··· TEXT PASSAGE ···
The Tripartite 1956 Attack.and the rise of Nasser..

Suez War 1956, the invasion of Port Said
brought "Wind of Change" to Anglo-French Colonialism


By Yahia Al Shaer

Photo of Operation Map , from Suez, The Seven Days War

General Assault Operations Map 1

Photo of late President Nasser


President Gamal Abdel Nasser

Their aim....was to get rid of him






..!!!..The Tripartite 1956 Attack.and the rise of Nasser..


It all began, because of Nasser's will to buy weapons for his weakend army and to build the High Dam for the poor Egyptian farmers. All that had forced him to nationalize the Anglo-French Suez Canal Company to ensure a higher revenue for the national economy to be able to pay back the urgently needed debt to the IMF Bank.

The Egyptian regime headed by President Gamal Abdel Nasser had set its heart on the building of a giant dam on the Nile near Aswan. By increasing cultivated area by 30 per cent, providing year-to-year water storage to prevent drought and flooding, and enormously increasing the hydroelectricity supply, this would form the cornerstone of Egypt’s development program.

In February 1956 a provisional agreement was reached whereby the World Bank would loan $200 million on condition that the United States and Britain loaned another $70 million to pay the hard-currency costs. The USA and Britain imposed conditions that Nasser found difficult, since they involved some Western control over Egyptian economy.

When Nasser made up his mind to accept, however, the USA abruptly announced that the offer was being withdrawn, because Egypt’s economy was too unstable for so large a scheme.

The USA and Britain believed that, even if Nasser did not fall from power, he would become more pliable and flexible. They were not convinced that the Soviet Union would make good its hints that it was prepared to finance the dam.

Not only this, but USA and Britain were surprised and outraged when President Gamal Abdel Nasser chose the fourth anniversary of the Egyptian Revolution, 26 July 1956, to announce to a huge cheering crowd in Manshia, Alexandria and, via Cairo Radio, to the rest of the Arab World that he was nationalizing the Suez Canal Company and creating the an Egyptian Canal Authority to manage the Canal.
··· SOURCE EXCERPT ···
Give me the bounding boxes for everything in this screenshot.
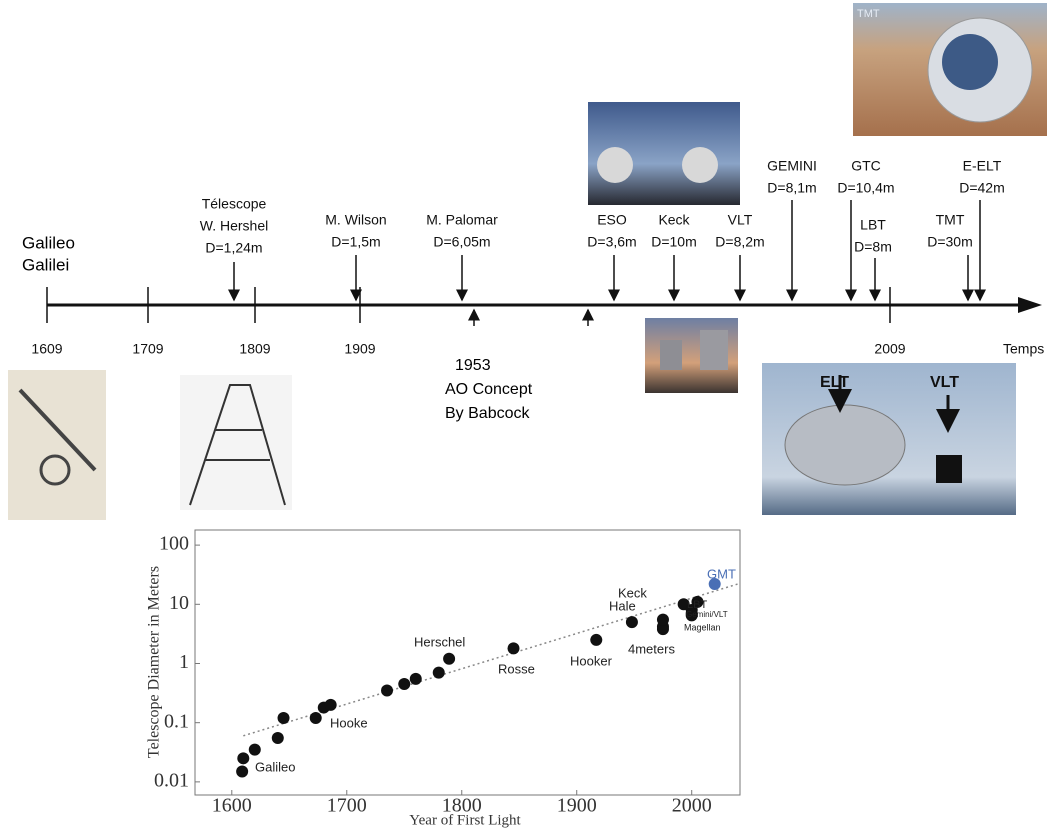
···
EXERCISE REQUIREMENTS: Resume the text on the 1956 Suez crisis and Nasser, starting right after its last sentence. The material comes from a different source than the text on the Suez crisis.

ANSWER FOR THIS EXERCISE:
The entire Third World was thrilled and delighted. There existed no potent symbol of Western colonial domination and a legend of the Western imperialism and hegemony more than the Suez Canal. But there was worry about the consequences; the West would surely not allow Nasser to succeed.

Three months of negotiations in London and New York followed where Robert Menzies, Prime Minster of Australia, headed meetings including Eden of Britain and Mollet of France, in which Britain took the lead in trying to enforce some international control of the Canal. They failed largely because the US Eisenhower/Dulles administration refused to consider the use of military force to coerce Egypt.

But Nasser saw the development of an Anglo-French maneuver and that Menzies had little intention of negotiations, and the mission failed. Worried by the increased belligerent view of his major European allies, Dulles now took up the running urging the formation of a Suez Canal User’s Association (SCUA), but Nasser was by then increasingly angered at the attempts of others to arrange the future of the Canal without negotiating with Egypt, and he swiftly aborted the proposal. At the same time, the British and French governments were determined to use force behind the back of the Americans.

The secret Franco-Israeli alliance devised a plan for a joint invasion of Egypt with Britain. There has been a growing frustration among the hawks in the Israeli government headed by Ben Gurion where they were looking for an opportunity to strike at what they identified as a growing potential threat from revolutionary Egypt, as well as a chance to take Sharm el-Shiekh on the Red Sea, from where Egypt blockaded the Gulf of Aqaba preventing free movement of shipping to the Israeli port of Eilat.

For France, the issue was not just the Canal but Nasser’s promotion of Arab Nationalism, in particular the aid and encouragement he was giving to the nationalist FLN in its growing struggle in Algeria, shich both the colons and the French government were determined to crush.

A move against Egypt that aimed to bring down President Gamal Abdel Nasser would, Guy Mollet believed, ensure the end of the FLN threat in Algeria. It was at these meetings that a plan was reached that if Israel struck not just Gaza and Sharm el-Shiekh, but towards the Canal itself, then France and Britain could intervene to ‘save’ the Canal. Eden finally agreed to this, with only one fear that British interests in the Arab World might be disastrously affected.

On 29 October 1956 Israel invaded Sinai, and on the following day Britain and France issued a joint ultimatum calling on Egypt and Israel to cease fighting and to withdraw their forces ten miles from the Canal. Israel, as a part of the plan, accepted the ultimatum, although its forces were still much more than ten miles from the Canal. Nasser rejected it and ordered his troops in Sinai that were suffering heavy losses to return across the Canal to the east bank.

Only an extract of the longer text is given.